● Problem to work on:
Copy out the lines that have "гильзы" in them.

● Dataset rows:
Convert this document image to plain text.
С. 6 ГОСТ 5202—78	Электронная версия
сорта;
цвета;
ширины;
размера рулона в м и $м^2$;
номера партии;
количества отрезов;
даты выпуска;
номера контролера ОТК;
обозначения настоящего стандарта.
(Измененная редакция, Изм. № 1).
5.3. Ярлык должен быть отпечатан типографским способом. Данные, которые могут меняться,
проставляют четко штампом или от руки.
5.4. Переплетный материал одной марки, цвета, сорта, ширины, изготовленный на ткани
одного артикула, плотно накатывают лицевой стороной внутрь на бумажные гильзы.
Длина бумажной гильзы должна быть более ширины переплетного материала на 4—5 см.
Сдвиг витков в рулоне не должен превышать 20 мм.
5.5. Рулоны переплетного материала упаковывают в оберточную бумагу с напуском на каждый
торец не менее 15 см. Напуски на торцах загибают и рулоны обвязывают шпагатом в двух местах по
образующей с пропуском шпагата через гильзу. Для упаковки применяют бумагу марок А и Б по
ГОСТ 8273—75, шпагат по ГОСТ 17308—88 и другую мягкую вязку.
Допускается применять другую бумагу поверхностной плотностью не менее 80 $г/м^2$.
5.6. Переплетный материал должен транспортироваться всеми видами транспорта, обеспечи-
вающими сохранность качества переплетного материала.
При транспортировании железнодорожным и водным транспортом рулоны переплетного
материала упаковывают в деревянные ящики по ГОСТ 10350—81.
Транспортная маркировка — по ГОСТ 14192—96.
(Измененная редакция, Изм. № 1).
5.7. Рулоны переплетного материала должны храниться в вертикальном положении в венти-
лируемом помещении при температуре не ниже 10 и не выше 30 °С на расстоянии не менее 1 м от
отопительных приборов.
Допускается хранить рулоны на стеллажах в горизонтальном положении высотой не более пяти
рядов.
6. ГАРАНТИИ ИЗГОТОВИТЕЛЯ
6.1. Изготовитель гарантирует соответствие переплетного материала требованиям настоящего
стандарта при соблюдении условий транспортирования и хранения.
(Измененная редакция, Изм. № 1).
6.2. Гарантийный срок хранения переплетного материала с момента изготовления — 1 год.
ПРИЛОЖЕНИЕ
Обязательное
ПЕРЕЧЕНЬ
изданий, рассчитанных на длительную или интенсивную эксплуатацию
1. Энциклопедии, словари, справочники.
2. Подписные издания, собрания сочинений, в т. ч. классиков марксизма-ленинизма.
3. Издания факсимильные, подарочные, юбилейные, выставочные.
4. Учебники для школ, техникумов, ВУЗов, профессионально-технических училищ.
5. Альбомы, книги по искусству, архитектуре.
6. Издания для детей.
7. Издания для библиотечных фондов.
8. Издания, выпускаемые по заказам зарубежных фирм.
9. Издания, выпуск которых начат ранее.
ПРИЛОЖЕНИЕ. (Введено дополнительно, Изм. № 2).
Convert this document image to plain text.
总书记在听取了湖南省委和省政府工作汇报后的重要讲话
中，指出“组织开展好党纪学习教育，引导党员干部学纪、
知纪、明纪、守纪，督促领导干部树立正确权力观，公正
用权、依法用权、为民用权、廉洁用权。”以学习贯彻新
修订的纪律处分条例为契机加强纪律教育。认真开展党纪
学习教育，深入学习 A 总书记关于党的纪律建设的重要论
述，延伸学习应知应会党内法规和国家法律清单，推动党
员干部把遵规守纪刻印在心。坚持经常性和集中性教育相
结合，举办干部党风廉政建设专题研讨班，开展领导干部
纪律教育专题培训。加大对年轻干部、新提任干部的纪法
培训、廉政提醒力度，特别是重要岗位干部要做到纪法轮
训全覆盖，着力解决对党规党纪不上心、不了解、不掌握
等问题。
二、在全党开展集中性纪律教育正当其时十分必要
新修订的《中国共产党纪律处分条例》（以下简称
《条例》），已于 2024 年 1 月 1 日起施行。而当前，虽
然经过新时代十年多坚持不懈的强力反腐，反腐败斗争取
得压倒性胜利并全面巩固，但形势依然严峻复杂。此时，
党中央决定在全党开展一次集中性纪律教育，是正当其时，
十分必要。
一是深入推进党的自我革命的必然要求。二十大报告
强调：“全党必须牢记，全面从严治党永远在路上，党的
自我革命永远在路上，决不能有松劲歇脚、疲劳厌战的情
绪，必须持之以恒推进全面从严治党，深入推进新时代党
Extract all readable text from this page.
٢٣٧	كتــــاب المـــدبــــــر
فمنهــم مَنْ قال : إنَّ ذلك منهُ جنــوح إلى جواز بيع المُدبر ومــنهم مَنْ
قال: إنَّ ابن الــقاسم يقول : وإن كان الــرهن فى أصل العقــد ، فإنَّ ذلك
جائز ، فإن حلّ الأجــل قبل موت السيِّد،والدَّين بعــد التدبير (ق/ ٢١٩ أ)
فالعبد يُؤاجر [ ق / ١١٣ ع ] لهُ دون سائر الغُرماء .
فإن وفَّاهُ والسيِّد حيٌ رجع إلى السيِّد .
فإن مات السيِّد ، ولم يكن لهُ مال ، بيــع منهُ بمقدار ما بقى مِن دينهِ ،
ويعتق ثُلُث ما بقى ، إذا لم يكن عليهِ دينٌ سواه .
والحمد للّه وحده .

● Exercise answer:
одного артикула, плотно накатывают лицевой стороной внутрь на бумажные гильзы.
Длина бумажной гильзы должна быть более ширины переплетного материала на 4—5 см.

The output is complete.